Top of SUPPLIED RECORDS

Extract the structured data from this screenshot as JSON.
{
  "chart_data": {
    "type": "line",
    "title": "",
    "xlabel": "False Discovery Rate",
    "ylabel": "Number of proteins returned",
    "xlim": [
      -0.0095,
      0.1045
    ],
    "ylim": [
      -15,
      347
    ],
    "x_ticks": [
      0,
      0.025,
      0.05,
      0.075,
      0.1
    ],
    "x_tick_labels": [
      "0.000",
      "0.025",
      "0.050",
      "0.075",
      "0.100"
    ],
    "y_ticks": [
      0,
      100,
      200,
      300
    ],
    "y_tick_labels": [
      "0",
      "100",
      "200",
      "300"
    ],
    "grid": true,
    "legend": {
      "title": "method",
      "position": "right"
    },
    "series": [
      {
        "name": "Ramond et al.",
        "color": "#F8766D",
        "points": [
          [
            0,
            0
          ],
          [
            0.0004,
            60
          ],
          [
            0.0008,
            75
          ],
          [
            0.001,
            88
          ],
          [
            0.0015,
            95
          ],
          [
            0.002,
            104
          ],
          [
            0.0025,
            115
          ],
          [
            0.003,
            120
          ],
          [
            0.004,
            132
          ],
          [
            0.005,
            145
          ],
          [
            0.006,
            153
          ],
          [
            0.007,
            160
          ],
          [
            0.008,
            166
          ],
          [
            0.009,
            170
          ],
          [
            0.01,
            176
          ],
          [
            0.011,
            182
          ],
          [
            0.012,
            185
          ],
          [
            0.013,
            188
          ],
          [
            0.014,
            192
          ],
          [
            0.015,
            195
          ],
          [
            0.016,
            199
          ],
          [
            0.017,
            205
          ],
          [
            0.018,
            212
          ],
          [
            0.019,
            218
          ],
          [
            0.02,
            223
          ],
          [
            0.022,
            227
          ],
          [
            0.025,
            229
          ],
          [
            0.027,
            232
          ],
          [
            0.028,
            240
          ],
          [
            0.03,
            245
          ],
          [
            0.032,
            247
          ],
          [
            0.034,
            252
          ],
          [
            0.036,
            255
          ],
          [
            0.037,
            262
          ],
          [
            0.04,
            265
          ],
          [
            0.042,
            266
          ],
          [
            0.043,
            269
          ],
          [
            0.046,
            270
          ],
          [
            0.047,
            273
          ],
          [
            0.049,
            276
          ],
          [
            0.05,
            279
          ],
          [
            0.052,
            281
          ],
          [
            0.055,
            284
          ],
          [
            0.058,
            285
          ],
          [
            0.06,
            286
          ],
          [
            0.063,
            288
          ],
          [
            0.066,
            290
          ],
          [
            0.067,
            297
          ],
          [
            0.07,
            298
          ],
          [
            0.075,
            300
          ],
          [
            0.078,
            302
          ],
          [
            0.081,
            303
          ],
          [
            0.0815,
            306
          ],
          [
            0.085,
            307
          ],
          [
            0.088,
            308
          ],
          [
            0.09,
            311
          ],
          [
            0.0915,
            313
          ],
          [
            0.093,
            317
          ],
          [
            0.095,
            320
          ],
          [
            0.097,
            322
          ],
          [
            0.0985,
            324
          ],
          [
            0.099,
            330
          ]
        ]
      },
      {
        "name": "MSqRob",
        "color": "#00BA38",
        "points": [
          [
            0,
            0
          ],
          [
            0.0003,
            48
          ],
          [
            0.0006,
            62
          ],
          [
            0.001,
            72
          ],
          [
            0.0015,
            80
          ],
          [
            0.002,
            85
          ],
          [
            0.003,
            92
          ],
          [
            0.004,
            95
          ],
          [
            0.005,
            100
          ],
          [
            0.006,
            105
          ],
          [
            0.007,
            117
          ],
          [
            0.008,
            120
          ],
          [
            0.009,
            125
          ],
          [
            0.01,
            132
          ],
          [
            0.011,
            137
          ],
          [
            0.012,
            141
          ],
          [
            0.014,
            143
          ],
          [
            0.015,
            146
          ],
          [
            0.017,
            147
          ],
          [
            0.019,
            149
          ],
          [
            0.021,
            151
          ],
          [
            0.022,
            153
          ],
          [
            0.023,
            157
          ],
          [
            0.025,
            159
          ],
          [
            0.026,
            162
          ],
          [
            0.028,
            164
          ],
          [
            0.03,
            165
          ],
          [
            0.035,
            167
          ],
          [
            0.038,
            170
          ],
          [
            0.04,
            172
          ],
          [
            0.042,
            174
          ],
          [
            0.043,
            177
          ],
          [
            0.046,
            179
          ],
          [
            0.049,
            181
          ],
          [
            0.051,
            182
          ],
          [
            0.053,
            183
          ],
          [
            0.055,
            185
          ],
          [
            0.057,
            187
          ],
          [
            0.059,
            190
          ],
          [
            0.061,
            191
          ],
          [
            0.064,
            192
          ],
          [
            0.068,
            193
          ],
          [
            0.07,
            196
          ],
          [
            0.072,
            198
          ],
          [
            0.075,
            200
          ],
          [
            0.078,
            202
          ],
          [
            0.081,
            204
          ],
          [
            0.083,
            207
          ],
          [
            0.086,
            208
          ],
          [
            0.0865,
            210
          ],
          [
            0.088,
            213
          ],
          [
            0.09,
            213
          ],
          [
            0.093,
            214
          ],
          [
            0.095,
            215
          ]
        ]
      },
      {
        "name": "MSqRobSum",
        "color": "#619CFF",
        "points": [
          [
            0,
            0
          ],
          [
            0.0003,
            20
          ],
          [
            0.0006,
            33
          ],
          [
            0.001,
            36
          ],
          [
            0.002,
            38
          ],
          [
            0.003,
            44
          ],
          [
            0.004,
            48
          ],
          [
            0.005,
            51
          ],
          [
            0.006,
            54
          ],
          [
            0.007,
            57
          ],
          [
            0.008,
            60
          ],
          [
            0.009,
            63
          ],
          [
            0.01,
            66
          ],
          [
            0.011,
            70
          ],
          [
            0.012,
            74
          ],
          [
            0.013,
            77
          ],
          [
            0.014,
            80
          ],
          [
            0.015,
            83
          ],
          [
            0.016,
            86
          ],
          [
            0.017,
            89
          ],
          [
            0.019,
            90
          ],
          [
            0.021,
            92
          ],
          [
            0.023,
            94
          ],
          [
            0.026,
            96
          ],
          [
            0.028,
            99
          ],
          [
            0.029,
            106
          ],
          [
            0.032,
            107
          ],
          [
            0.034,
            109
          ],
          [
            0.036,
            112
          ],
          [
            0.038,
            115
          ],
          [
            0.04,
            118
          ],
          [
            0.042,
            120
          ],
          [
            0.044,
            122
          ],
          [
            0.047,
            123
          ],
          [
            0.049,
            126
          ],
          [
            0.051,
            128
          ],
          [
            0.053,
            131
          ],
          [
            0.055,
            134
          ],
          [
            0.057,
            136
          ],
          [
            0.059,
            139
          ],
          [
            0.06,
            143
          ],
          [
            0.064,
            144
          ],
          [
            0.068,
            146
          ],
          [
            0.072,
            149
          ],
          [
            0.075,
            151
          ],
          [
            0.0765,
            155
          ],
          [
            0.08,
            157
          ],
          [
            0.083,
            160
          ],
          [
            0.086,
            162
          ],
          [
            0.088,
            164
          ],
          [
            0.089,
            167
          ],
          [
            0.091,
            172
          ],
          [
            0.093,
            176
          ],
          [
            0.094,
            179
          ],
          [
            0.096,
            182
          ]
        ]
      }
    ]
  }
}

Bottom of SUPPLIED RECORDS

*TASK TO COMPLETE*: Say how many lines in the data hold the string "color". No other content should accompany the number.

*YOUR SOLUTION*: 3